AIM: Lay out every line of the material below as a Markdown table with two columns, Row and Entry. Row holds the row number and Entry holds the line, with blank lines left out.

Listings of boxed layout items:
════════════════

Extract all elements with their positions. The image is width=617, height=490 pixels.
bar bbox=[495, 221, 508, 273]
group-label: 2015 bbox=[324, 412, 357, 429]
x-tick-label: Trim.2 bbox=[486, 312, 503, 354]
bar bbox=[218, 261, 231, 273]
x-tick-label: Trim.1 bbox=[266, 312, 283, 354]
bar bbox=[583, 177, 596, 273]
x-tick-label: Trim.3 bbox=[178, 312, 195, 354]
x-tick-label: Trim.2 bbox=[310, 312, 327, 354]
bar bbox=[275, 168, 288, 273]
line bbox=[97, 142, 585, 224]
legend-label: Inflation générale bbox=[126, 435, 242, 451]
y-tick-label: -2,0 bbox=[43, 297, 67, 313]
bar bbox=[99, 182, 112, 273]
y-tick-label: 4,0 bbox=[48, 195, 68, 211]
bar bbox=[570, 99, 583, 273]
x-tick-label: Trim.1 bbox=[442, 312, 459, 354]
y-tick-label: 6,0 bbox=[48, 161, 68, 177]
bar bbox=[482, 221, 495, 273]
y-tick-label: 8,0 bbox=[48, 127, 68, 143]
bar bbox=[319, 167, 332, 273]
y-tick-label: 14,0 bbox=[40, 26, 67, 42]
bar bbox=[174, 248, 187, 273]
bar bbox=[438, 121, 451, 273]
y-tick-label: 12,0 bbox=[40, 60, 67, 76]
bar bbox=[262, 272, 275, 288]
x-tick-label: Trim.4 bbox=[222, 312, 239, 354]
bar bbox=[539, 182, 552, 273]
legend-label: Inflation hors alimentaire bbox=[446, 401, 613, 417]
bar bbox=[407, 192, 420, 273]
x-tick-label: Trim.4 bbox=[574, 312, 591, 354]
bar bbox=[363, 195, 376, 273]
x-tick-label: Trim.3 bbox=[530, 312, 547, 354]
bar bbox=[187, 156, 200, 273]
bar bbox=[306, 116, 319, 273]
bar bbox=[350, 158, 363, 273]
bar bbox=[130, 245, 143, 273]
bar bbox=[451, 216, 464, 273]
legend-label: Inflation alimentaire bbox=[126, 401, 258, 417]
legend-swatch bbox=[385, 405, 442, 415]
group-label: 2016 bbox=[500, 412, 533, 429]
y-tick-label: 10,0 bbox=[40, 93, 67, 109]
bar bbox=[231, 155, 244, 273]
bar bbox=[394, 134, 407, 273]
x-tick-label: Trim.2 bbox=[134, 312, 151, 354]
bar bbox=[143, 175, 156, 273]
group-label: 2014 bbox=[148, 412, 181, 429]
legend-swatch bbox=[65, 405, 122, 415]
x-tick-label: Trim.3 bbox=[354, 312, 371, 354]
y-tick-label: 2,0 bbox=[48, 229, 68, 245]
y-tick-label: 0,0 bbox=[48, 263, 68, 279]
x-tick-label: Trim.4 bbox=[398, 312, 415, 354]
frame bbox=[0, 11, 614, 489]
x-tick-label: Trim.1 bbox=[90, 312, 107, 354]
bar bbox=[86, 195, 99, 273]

════════════════

ANSWER IN FULL:
| Row | Entry |
|---|---|
| 1 | Extract all elements with their positions. The image is width=617, height=490 pixels. |
| 2 | bar bbox=[495, 221, 508, 273] |
| 3 | group-label: 2015 bbox=[324, 412, 357, 429] |
| 4 | x-tick-label: Trim.2 bbox=[486, 312, 503, 354] |
| 5 | bar bbox=[218, 261, 231, 273] |
| 6 | x-tick-label: Trim.1 bbox=[266, 312, 283, 354] |
| 7 | bar bbox=[583, 177, 596, 273] |
| 8 | x-tick-label: Trim.3 bbox=[178, 312, 195, 354] |
| 9 | x-tick-label: Trim.2 bbox=[310, 312, 327, 354] |
| 10 | bar bbox=[275, 168, 288, 273] |
| 11 | line bbox=[97, 142, 585, 224] |
| 12 | legend-label: Inflation générale bbox=[126, 435, 242, 451] |
| 13 | y-tick-label: -2,0 bbox=[43, 297, 67, 313] |
| 14 | bar bbox=[99, 182, 112, 273] |
| 15 | y-tick-label: 4,0 bbox=[48, 195, 68, 211] |
| 16 | bar bbox=[570, 99, 583, 273] |
| 17 | x-tick-label: Trim.1 bbox=[442, 312, 459, 354] |
| 18 | y-tick-label: 6,0 bbox=[48, 161, 68, 177] |
| 19 | bar bbox=[482, 221, 495, 273] |
| 20 | y-tick-label: 8,0 bbox=[48, 127, 68, 143] |
| 21 | bar bbox=[319, 167, 332, 273] |
| 22 | y-tick-label: 14,0 bbox=[40, 26, 67, 42] |
| 23 | bar bbox=[174, 248, 187, 273] |
| 24 | bar bbox=[438, 121, 451, 273] |
| 25 | y-tick-label: 12,0 bbox=[40, 60, 67, 76] |
| 26 | bar bbox=[262, 272, 275, 288] |
| 27 | x-tick-label: Trim.4 bbox=[222, 312, 239, 354] |
| 28 | bar bbox=[539, 182, 552, 273] |
| 29 | legend-label: Inflation hors alimentaire bbox=[446, 401, 613, 417] |
| 30 | bar bbox=[407, 192, 420, 273] |
| 31 | x-tick-label: Trim.4 bbox=[574, 312, 591, 354] |
| 32 | bar bbox=[363, 195, 376, 273] |
| 33 | x-tick-label: Trim.3 bbox=[530, 312, 547, 354] |
| 34 | bar bbox=[187, 156, 200, 273] |
| 35 | bar bbox=[306, 116, 319, 273] |
| 36 | bar bbox=[350, 158, 363, 273] |
| 37 | bar bbox=[130, 245, 143, 273] |
| 38 | bar bbox=[451, 216, 464, 273] |
| 39 | legend-label: Inflation alimentaire bbox=[126, 401, 258, 417] |
| 40 | legend-swatch bbox=[385, 405, 442, 415] |
| 41 | group-label: 2016 bbox=[500, 412, 533, 429] |
| 42 | y-tick-label: 10,0 bbox=[40, 93, 67, 109] |
| 43 | bar bbox=[231, 155, 244, 273] |
| 44 | bar bbox=[394, 134, 407, 273] |
| 45 | x-tick-label: Trim.2 bbox=[134, 312, 151, 354] |
| 46 | bar bbox=[143, 175, 156, 273] |
| 47 | group-label: 2014 bbox=[148, 412, 181, 429] |
| 48 | legend-swatch bbox=[65, 405, 122, 415] |
| 49 | x-tick-label: Trim.3 bbox=[354, 312, 371, 354] |
| 50 | y-tick-label: 2,0 bbox=[48, 229, 68, 245] |
| 51 | y-tick-label: 0,0 bbox=[48, 263, 68, 279] |
| 52 | x-tick-label: Trim.4 bbox=[398, 312, 415, 354] |
| 53 | frame bbox=[0, 11, 614, 489] |
| 54 | x-tick-label: Trim.1 bbox=[90, 312, 107, 354] |
| 55 | bar bbox=[86, 195, 99, 273] |